** Instruction **
Write out the whole of the material exactly.

** Provided data **
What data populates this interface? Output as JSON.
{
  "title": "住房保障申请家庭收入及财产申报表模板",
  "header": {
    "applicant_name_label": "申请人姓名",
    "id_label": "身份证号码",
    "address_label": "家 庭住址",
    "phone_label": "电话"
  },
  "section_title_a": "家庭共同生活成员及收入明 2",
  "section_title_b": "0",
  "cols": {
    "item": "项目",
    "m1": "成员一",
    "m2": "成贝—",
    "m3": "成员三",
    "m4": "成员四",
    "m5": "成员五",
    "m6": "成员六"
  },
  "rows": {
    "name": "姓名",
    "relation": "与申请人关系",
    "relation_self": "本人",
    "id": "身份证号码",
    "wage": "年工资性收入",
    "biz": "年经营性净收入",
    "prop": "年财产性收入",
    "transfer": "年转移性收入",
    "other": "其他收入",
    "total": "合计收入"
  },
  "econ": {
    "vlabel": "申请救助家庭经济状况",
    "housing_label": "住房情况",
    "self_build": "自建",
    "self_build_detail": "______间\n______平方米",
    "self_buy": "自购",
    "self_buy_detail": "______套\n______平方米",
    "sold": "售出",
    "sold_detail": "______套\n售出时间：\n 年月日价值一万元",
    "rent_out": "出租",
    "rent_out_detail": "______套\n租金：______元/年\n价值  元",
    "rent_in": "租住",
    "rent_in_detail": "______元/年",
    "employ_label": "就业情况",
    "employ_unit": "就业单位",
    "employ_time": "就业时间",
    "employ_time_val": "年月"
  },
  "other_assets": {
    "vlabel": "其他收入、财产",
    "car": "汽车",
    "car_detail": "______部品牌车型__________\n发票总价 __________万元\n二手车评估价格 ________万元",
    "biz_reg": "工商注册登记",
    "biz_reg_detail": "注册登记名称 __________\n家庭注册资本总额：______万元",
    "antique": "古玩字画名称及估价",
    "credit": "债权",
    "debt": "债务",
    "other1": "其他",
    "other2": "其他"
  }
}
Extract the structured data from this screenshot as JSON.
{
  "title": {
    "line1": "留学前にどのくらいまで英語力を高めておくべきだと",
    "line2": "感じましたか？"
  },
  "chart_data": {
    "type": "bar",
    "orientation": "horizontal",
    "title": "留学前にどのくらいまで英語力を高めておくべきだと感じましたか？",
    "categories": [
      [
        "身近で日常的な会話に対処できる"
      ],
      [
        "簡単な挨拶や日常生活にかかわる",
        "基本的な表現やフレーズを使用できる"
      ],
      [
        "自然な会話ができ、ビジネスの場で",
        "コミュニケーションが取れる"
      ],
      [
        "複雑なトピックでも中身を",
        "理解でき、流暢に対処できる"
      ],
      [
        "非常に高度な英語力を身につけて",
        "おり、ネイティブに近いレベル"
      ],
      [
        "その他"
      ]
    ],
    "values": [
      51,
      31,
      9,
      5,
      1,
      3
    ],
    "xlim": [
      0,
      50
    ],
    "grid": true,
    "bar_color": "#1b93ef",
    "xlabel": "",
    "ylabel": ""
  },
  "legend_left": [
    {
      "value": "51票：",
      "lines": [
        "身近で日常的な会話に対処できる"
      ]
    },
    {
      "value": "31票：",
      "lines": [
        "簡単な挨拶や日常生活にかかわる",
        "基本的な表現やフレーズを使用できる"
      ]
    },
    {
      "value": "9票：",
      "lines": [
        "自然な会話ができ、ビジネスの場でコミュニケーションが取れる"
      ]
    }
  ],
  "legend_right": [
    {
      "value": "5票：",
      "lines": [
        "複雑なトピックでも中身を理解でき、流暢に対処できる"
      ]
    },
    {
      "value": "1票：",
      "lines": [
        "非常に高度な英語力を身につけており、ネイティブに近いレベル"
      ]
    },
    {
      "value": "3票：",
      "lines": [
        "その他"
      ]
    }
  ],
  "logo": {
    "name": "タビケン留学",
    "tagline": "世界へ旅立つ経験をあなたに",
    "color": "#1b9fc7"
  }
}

** Solution for this problem **
What data populates this interface? Output as JSON.
{
  "title": "住房保障申请家庭收入及财产申报表模板",
  "header": {
    "applicant_name_label": "申请人姓名",
    "id_label": "身份证号码",
    "address_label": "家 庭住址",
    "phone_label": "电话"
  },
  "section_title_a": "家庭共同生活成员及收入明 2",
  "section_title_b": "0",
  "cols": {
    "item": "项目",
    "m1": "成员一",
    "m2": "成贝—",
    "m3": "成员三",
    "m4": "成员四",
    "m5": "成员五",
    "m6": "成员六"
  },
  "rows": {
    "name": "姓名",
    "relation": "与申请人关系",
    "relation_self": "本人",
    "id": "身份证号码",
    "wage": "年工资性收入",
    "biz": "年经营性净收入",
    "prop": "年财产性收入",
    "transfer": "年转移性收入",
    "other": "其他收入",
    "total": "合计收入"
  },
  "econ": {
    "vlabel": "申请救助家庭经济状况",
    "housing_label": "住房情况",
    "self_build": "自建",
    "self_build_detail": "______间\n______平方米",
    "self_buy": "自购",
    "self_buy_detail": "______套\n______平方米",
    "sold": "售出",
    "sold_detail": "______套\n售出时间：\n 年月日价值一万元",
    "rent_out": "出租",
    "rent_out_detail": "______套\n租金：______元/年\n价值  元",
    "rent_in": "租住",
    "rent_in_detail": "______元/年",
    "employ_label": "就业情况",
    "employ_unit": "就业单位",
    "employ_time": "就业时间",
    "employ_time_val": "年月"
  },
  "other_assets": {
    "vlabel": "其他收入、财产",
    "car": "汽车",
    "car_detail": "______部品牌车型__________\n发票总价 __________万元\n二手车评估价格 ________万元",
    "biz_reg": "工商注册登记",
    "biz_reg_detail": "注册登记名称 __________\n家庭注册资本总额：______万元",
    "antique": "古玩字画名称及估价",
    "credit": "债权",
    "debt": "债务",
    "other1": "其他",
    "other2": "其他"
  }
}
Extract the structured data from this screenshot as JSON.
{
  "title": {
    "line1": "留学前にどのくらいまで英語力を高めておくべきだと",
    "line2": "感じましたか？"
  },
  "chart_data": {
    "type": "bar",
    "orientation": "horizontal",
    "title": "留学前にどのくらいまで英語力を高めておくべきだと感じましたか？",
    "categories": [
      [
        "身近で日常的な会話に対処できる"
      ],
      [
        "簡単な挨拶や日常生活にかかわる",
        "基本的な表現やフレーズを使用できる"
      ],
      [
        "自然な会話ができ、ビジネスの場で",
        "コミュニケーションが取れる"
      ],
      [
        "複雑なトピックでも中身を",
        "理解でき、流暢に対処できる"
      ],
      [
        "非常に高度な英語力を身につけて",
        "おり、ネイティブに近いレベル"
      ],
      [
        "その他"
      ]
    ],
    "values": [
      51,
      31,
      9,
      5,
      1,
      3
    ],
    "xlim": [
      0,
      50
    ],
    "grid": true,
    "bar_color": "#1b93ef",
    "xlabel": "",
    "ylabel": ""
  },
  "legend_left": [
    {
      "value": "51票：",
      "lines": [
        "身近で日常的な会話に対処できる"
      ]
    },
    {
      "value": "31票：",
      "lines": [
        "簡単な挨拶や日常生活にかかわる",
        "基本的な表現やフレーズを使用できる"
      ]
    },
    {
      "value": "9票：",
      "lines": [
        "自然な会話ができ、ビジネスの場でコミュニケーションが取れる"
      ]
    }
  ],
  "legend_right": [
    {
      "value": "5票：",
      "lines": [
        "複雑なトピックでも中身を理解でき、流暢に対処できる"
      ]
    },
    {
      "value": "1票：",
      "lines": [
        "非常に高度な英語力を身につけており、ネイティブに近いレベル"
      ]
    },
    {
      "value": "3票：",
      "lines": [
        "その他"
      ]
    }
  ],
  "logo": {
    "name": "タビケン留学",
    "tagline": "世界へ旅立つ経験をあなたに",
    "color": "#1b9fc7"
  }
}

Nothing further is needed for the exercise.